_Aim_. Every entry below must be repeated exactly; skip the pictures.

_Input rows_.

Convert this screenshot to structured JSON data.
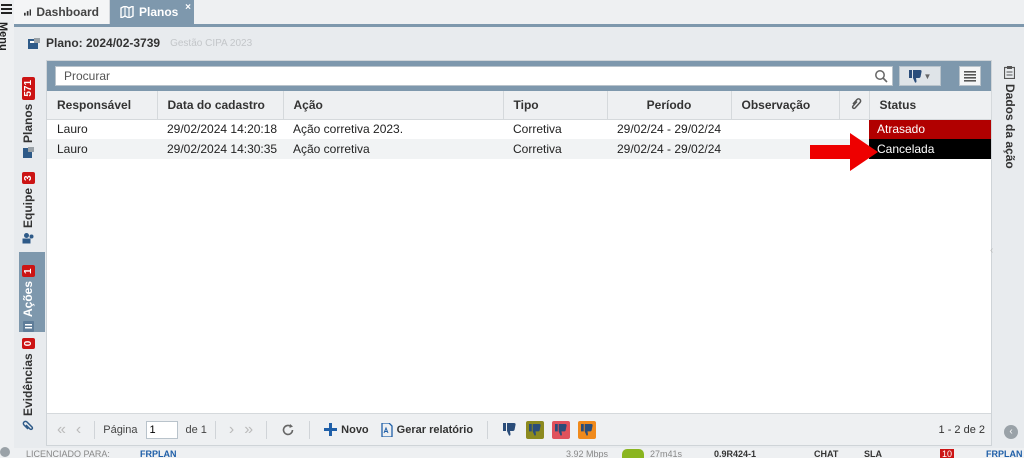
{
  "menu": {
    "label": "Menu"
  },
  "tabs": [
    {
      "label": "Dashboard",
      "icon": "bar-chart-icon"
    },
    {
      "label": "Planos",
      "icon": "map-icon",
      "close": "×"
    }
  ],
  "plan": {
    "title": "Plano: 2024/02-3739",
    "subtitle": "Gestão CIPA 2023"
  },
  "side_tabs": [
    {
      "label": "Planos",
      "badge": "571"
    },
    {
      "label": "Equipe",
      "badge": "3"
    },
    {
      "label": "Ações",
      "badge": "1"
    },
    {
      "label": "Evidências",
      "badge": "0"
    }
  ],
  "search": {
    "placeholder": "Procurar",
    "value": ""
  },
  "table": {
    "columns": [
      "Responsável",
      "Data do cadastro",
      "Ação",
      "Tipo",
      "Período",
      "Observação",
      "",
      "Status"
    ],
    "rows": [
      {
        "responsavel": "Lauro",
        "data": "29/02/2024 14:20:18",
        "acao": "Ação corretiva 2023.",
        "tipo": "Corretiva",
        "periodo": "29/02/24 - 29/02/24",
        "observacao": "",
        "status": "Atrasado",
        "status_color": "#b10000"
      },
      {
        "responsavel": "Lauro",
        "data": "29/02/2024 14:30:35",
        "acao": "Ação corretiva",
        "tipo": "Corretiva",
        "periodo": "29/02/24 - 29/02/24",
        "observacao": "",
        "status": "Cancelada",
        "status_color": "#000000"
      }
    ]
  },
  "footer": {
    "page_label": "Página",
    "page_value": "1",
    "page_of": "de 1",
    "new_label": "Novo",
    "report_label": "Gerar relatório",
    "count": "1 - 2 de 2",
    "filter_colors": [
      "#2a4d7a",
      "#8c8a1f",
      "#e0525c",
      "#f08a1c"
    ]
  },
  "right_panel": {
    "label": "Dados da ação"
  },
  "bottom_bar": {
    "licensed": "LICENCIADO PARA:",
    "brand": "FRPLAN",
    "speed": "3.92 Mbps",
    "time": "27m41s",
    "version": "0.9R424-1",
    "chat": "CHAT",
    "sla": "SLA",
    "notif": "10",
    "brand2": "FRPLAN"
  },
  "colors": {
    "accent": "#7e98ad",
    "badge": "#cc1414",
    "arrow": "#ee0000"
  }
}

_Solution to this task_.
Convert this screenshot to structured JSON data.
{
  "menu": {
    "label": "Menu"
  },
  "tabs": [
    {
      "label": "Dashboard",
      "icon": "bar-chart-icon"
    },
    {
      "label": "Planos",
      "icon": "map-icon",
      "close": "×"
    }
  ],
  "plan": {
    "title": "Plano: 2024/02-3739",
    "subtitle": "Gestão CIPA 2023"
  },
  "side_tabs": [
    {
      "label": "Planos",
      "badge": "571"
    },
    {
      "label": "Equipe",
      "badge": "3"
    },
    {
      "label": "Ações",
      "badge": "1"
    },
    {
      "label": "Evidências",
      "badge": "0"
    }
  ],
  "search": {
    "placeholder": "Procurar",
    "value": ""
  },
  "table": {
    "columns": [
      "Responsável",
      "Data do cadastro",
      "Ação",
      "Tipo",
      "Período",
      "Observação",
      "",
      "Status"
    ],
    "rows": [
      {
        "responsavel": "Lauro",
        "data": "29/02/2024 14:20:18",
        "acao": "Ação corretiva 2023.",
        "tipo": "Corretiva",
        "periodo": "29/02/24 - 29/02/24",
        "observacao": "",
        "status": "Atrasado",
        "status_color": "#b10000"
      },
      {
        "responsavel": "Lauro",
        "data": "29/02/2024 14:30:35",
        "acao": "Ação corretiva",
        "tipo": "Corretiva",
        "periodo": "29/02/24 - 29/02/24",
        "observacao": "",
        "status": "Cancelada",
        "status_color": "#000000"
      }
    ]
  },
  "footer": {
    "page_label": "Página",
    "page_value": "1",
    "page_of": "de 1",
    "new_label": "Novo",
    "report_label": "Gerar relatório",
    "count": "1 - 2 de 2",
    "filter_colors": [
      "#2a4d7a",
      "#8c8a1f",
      "#e0525c",
      "#f08a1c"
    ]
  },
  "right_panel": {
    "label": "Dados da ação"
  },
  "bottom_bar": {
    "licensed": "LICENCIADO PARA:",
    "brand": "FRPLAN",
    "speed": "3.92 Mbps",
    "time": "27m41s",
    "version": "0.9R424-1",
    "chat": "CHAT",
    "sla": "SLA",
    "notif": "10",
    "brand2": "FRPLAN"
  },
  "colors": {
    "accent": "#7e98ad",
    "badge": "#cc1414",
    "arrow": "#ee0000"
  }
}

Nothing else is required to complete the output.